What the task requires |
Output the material word for word. Leave each picture out.

Provided information |
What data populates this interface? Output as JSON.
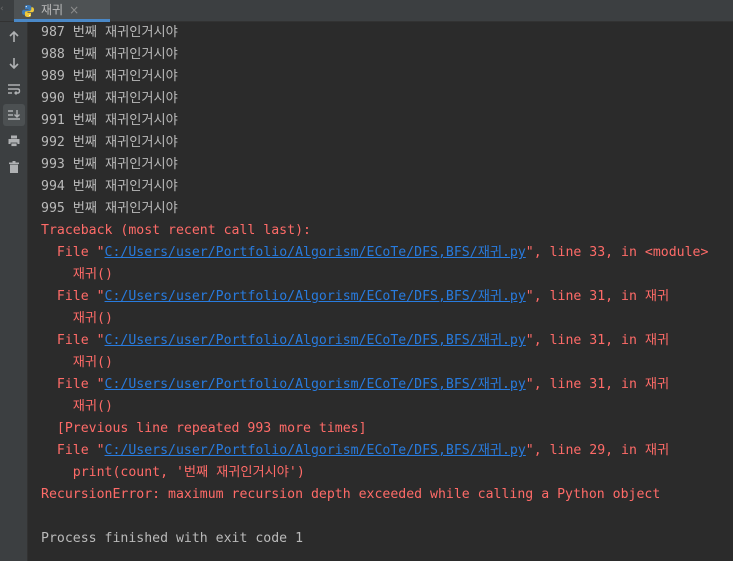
{
  "tab": {
    "title": "재귀",
    "close": "×"
  },
  "toolbar": {
    "up": "arrow-up-icon",
    "down": "arrow-down-icon",
    "wrap": "soft-wrap-icon",
    "scroll_end": "scroll-to-end-icon",
    "print": "print-icon",
    "trash": "trash-icon"
  },
  "output_lines": [
    "987 번째 재귀인거시야",
    "988 번째 재귀인거시야",
    "989 번째 재귀인거시야",
    "990 번째 재귀인거시야",
    "991 번째 재귀인거시야",
    "992 번째 재귀인거시야",
    "993 번째 재귀인거시야",
    "994 번째 재귀인거시야",
    "995 번째 재귀인거시야"
  ],
  "traceback": {
    "header": "Traceback (most recent call last):",
    "file_prefix": "  File \"",
    "path": "C:/Users/user/Portfolio/Algorism/ECoTe/DFS,BFS/재귀.py",
    "frames": [
      {
        "suffix": "\", line 33, in <module>",
        "code": "    재귀()"
      },
      {
        "suffix": "\", line 31, in 재귀",
        "code": "    재귀()"
      },
      {
        "suffix": "\", line 31, in 재귀",
        "code": "    재귀()"
      },
      {
        "suffix": "\", line 31, in 재귀",
        "code": "    재귀()"
      }
    ],
    "repeated": "  [Previous line repeated 993 more times]",
    "last_frame": {
      "suffix": "\", line 29, in 재귀",
      "code": "    print(count, '번째 재귀인거시야')"
    },
    "error": "RecursionError: maximum recursion depth exceeded while calling a Python object"
  },
  "exit_message": "Process finished with exit code 1",
  "colors": {
    "background": "#2b2b2b",
    "stdout": "#bababa",
    "stderr": "#ff6b68",
    "link": "#287bde"
  }
}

Solution to this problem |
What data populates this interface? Output as JSON.
{
  "tab": {
    "title": "재귀",
    "close": "×"
  },
  "toolbar": {
    "up": "arrow-up-icon",
    "down": "arrow-down-icon",
    "wrap": "soft-wrap-icon",
    "scroll_end": "scroll-to-end-icon",
    "print": "print-icon",
    "trash": "trash-icon"
  },
  "output_lines": [
    "987 번째 재귀인거시야",
    "988 번째 재귀인거시야",
    "989 번째 재귀인거시야",
    "990 번째 재귀인거시야",
    "991 번째 재귀인거시야",
    "992 번째 재귀인거시야",
    "993 번째 재귀인거시야",
    "994 번째 재귀인거시야",
    "995 번째 재귀인거시야"
  ],
  "traceback": {
    "header": "Traceback (most recent call last):",
    "file_prefix": "  File \"",
    "path": "C:/Users/user/Portfolio/Algorism/ECoTe/DFS,BFS/재귀.py",
    "frames": [
      {
        "suffix": "\", line 33, in <module>",
        "code": "    재귀()"
      },
      {
        "suffix": "\", line 31, in 재귀",
        "code": "    재귀()"
      },
      {
        "suffix": "\", line 31, in 재귀",
        "code": "    재귀()"
      },
      {
        "suffix": "\", line 31, in 재귀",
        "code": "    재귀()"
      }
    ],
    "repeated": "  [Previous line repeated 993 more times]",
    "last_frame": {
      "suffix": "\", line 29, in 재귀",
      "code": "    print(count, '번째 재귀인거시야')"
    },
    "error": "RecursionError: maximum recursion depth exceeded while calling a Python object"
  },
  "exit_message": "Process finished with exit code 1",
  "colors": {
    "background": "#2b2b2b",
    "stdout": "#bababa",
    "stderr": "#ff6b68",
    "link": "#287bde"
  }
}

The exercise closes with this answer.